* begin DATA TO PROCESS *
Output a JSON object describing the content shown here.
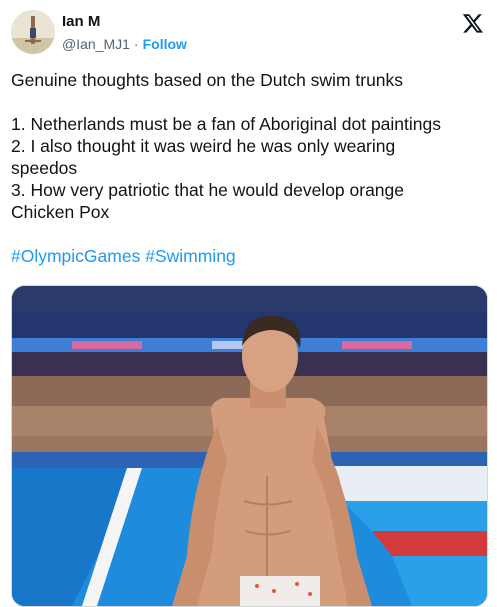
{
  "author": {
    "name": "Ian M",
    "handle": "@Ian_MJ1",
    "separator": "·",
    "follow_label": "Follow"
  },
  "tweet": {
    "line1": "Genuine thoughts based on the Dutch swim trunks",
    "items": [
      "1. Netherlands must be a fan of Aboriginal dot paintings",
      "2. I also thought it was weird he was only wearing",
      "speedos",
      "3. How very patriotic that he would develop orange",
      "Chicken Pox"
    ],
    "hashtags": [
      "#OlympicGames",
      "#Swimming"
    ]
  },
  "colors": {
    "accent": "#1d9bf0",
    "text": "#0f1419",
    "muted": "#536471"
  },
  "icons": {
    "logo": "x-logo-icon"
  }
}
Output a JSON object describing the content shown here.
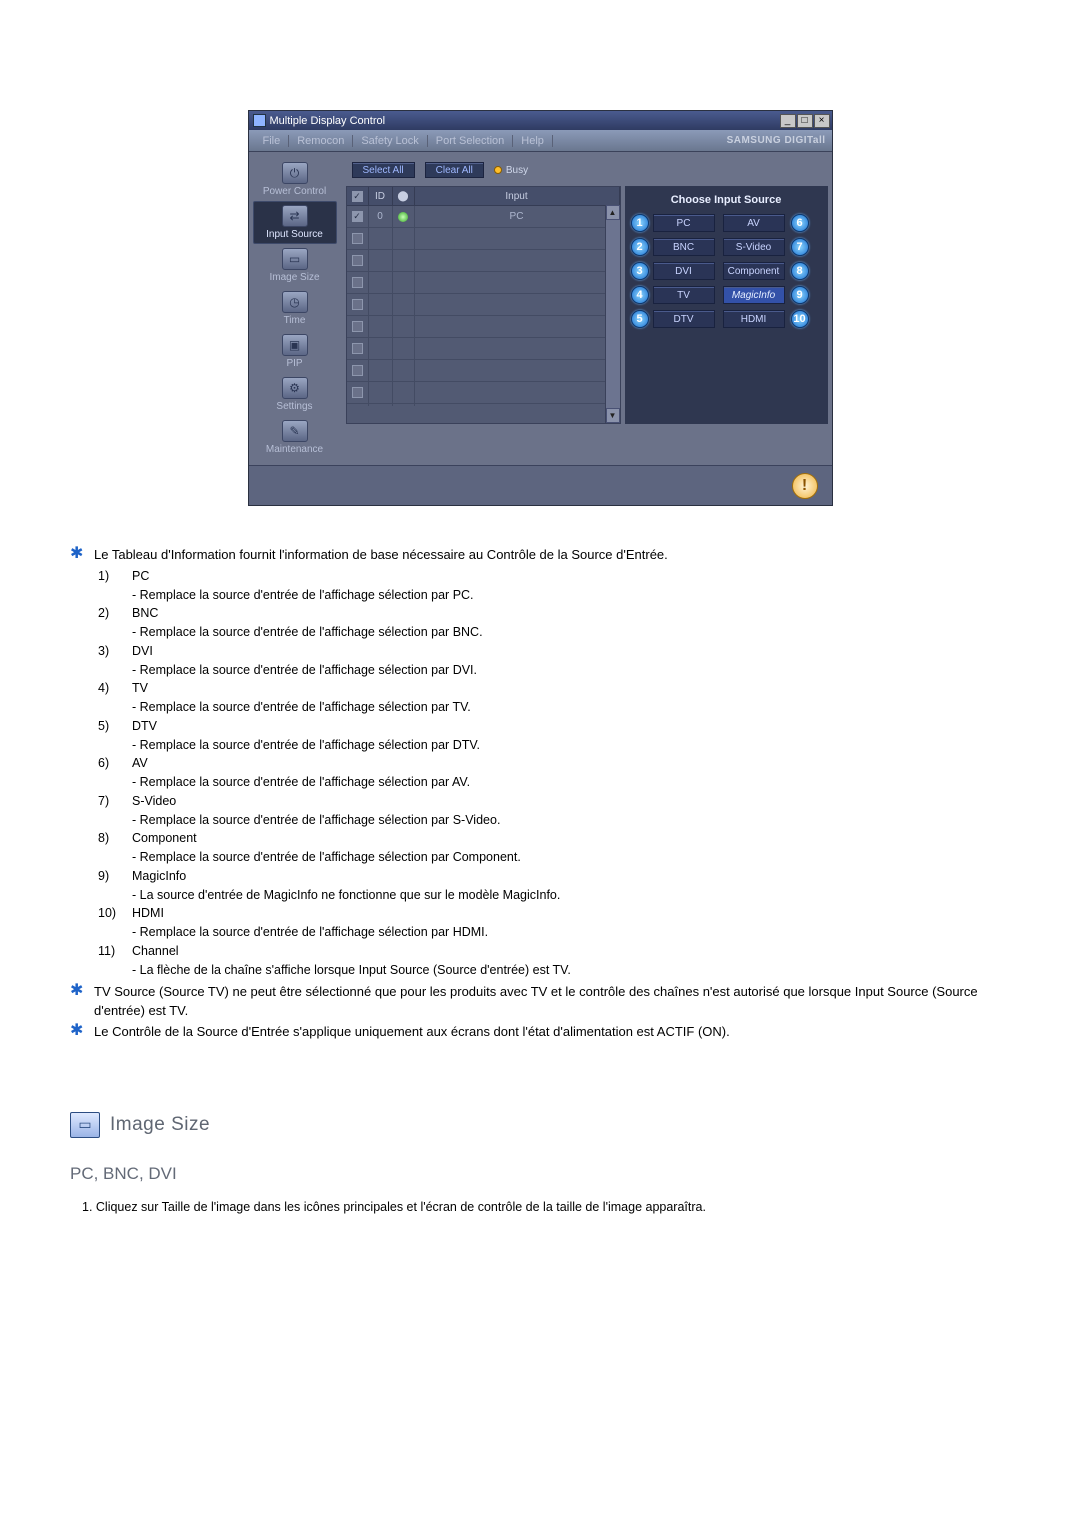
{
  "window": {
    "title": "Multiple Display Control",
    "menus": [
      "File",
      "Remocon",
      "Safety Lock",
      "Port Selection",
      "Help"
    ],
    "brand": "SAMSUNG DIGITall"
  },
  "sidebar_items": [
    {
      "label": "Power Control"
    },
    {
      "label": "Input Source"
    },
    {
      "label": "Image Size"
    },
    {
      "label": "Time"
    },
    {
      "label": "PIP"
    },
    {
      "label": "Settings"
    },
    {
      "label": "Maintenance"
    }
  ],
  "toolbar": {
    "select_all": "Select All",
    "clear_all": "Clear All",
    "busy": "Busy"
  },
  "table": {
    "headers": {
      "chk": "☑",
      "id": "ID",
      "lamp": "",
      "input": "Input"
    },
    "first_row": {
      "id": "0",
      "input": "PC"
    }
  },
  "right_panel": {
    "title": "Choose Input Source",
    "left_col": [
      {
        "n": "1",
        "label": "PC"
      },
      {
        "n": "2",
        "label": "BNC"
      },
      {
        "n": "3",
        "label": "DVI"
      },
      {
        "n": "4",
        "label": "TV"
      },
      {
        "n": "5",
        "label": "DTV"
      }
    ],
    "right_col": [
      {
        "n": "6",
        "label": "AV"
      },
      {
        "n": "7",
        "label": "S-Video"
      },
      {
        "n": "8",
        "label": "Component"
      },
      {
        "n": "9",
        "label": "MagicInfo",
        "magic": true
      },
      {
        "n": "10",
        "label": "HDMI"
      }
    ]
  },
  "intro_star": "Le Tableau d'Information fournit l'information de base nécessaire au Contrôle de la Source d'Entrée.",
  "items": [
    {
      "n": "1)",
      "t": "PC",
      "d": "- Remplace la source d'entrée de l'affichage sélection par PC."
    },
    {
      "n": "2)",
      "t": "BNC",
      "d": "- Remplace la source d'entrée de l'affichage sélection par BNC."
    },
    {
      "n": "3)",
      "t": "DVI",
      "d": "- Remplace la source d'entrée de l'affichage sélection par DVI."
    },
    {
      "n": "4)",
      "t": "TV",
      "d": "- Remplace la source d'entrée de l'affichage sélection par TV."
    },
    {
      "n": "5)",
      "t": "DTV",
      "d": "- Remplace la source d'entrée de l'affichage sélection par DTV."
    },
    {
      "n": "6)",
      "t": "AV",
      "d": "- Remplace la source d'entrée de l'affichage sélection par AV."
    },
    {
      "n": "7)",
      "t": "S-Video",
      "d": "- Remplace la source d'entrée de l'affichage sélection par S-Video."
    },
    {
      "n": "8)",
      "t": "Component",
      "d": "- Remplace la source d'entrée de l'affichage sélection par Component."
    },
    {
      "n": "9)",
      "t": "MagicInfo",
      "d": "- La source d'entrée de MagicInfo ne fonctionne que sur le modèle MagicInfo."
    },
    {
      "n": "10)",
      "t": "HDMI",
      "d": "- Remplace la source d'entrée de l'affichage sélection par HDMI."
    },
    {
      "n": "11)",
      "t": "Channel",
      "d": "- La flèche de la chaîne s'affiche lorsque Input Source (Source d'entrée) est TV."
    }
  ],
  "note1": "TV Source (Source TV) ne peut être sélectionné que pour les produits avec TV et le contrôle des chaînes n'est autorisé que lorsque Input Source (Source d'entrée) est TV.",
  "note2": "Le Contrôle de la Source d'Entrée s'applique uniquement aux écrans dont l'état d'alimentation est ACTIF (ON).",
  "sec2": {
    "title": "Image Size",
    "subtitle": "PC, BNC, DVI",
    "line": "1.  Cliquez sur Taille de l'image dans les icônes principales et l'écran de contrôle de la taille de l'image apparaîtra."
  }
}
* end DATA TO PROCESS *
* begin DATA TO PROCESS *
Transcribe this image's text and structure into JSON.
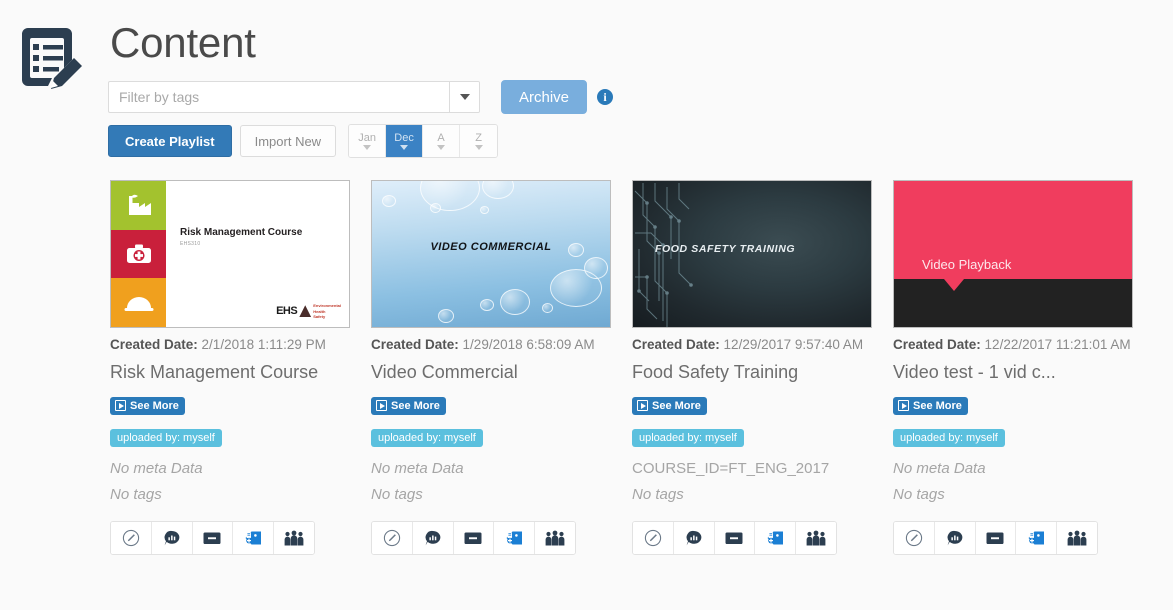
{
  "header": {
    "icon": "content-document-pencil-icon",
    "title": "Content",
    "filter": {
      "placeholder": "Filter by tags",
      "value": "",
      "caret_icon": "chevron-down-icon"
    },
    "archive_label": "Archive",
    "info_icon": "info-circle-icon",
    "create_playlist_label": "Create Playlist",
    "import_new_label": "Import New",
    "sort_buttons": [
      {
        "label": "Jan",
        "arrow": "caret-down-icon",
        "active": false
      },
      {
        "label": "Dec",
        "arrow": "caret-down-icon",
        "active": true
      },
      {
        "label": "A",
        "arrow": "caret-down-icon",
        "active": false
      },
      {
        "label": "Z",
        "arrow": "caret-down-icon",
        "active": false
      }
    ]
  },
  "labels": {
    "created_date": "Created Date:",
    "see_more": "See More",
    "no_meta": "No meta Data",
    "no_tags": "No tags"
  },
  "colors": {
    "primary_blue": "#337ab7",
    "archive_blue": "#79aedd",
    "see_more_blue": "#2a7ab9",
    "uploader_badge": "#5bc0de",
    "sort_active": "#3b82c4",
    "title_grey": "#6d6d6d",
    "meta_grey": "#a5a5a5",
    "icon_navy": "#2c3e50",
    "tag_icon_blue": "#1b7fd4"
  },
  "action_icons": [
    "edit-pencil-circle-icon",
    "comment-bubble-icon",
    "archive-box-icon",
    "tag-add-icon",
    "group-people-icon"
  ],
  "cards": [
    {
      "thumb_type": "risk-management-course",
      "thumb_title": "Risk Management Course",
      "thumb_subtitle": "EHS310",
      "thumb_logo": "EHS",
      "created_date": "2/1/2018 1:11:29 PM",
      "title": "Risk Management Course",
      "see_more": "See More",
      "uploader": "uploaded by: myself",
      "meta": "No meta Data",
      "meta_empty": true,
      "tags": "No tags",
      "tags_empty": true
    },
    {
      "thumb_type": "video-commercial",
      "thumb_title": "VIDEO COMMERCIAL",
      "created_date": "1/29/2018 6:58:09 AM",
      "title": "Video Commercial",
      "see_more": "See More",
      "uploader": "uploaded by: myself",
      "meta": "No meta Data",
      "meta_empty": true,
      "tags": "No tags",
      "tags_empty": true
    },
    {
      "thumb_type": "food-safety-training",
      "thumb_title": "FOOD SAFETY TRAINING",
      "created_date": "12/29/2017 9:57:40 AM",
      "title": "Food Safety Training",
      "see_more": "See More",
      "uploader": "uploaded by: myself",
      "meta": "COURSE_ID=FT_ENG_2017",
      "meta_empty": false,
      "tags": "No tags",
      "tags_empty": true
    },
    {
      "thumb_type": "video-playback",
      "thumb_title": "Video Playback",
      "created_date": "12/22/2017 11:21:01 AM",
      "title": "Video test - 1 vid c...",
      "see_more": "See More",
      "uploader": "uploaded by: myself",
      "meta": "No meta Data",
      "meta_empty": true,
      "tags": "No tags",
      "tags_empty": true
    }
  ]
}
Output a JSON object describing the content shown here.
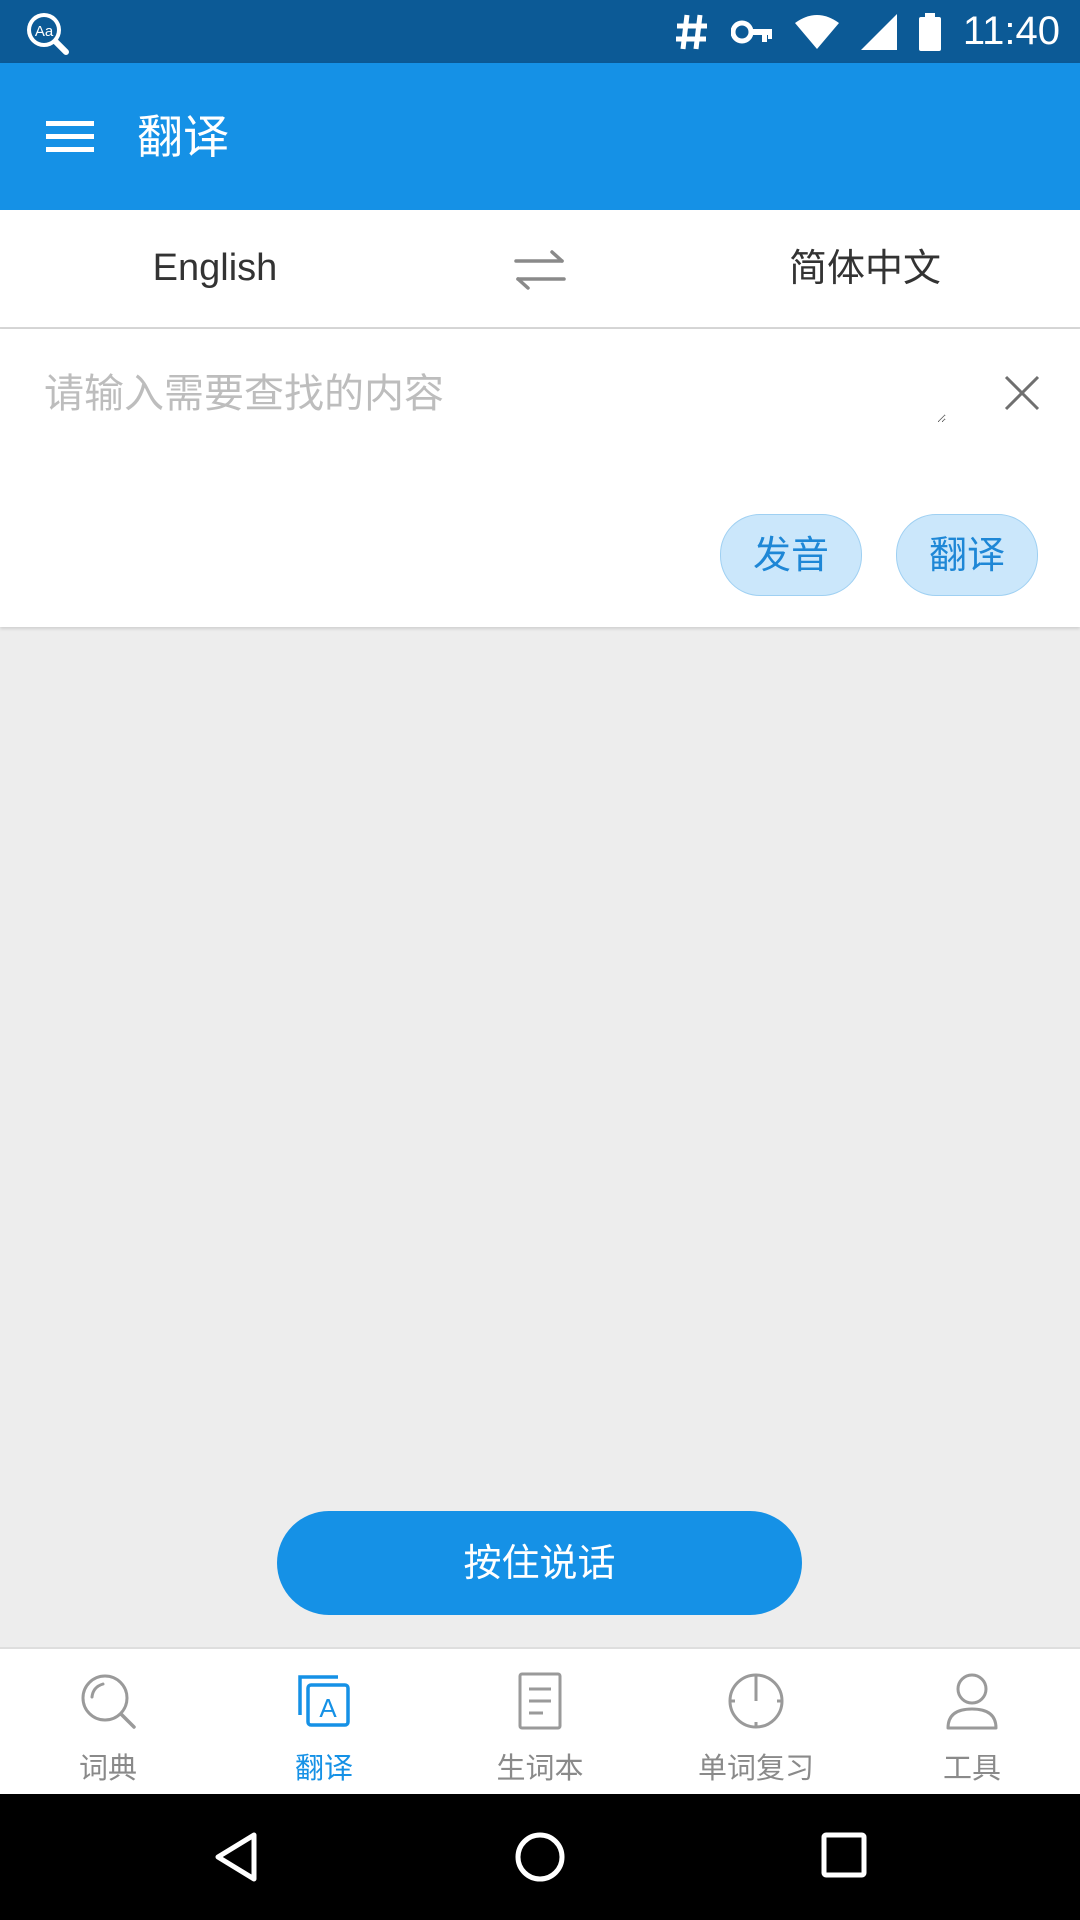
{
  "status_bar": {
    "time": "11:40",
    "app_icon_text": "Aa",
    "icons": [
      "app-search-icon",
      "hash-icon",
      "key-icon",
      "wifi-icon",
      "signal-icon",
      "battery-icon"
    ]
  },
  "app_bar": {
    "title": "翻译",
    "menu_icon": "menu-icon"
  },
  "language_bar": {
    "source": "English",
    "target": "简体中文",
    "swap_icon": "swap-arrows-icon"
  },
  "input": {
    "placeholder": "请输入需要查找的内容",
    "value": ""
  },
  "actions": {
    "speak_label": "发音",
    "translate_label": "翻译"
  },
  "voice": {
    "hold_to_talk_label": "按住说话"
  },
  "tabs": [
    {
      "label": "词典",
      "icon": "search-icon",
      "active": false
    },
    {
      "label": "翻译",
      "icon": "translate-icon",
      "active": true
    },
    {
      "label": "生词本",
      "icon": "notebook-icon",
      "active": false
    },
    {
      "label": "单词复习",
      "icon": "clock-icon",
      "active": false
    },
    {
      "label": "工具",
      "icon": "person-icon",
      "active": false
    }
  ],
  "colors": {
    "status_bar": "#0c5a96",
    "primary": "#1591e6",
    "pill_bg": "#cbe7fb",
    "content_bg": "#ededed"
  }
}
* end DATA TO PROCESS *
TASK DETAILS: Out of the preceding entries, pull every line containing the string "lorsque".

SOLUTION FOR THIS EXERCISE:
      "d": "- La flèche de la chaîne s'affiche lorsque Input Source (Source d'entrée) est TV."
  "note1": "TV Source (Source TV) ne peut être sélectionné que pour les produits avec TV et le contrôle des chaînes n'est autorisé que lorsque Input Source (Source d'entrée) est TV.",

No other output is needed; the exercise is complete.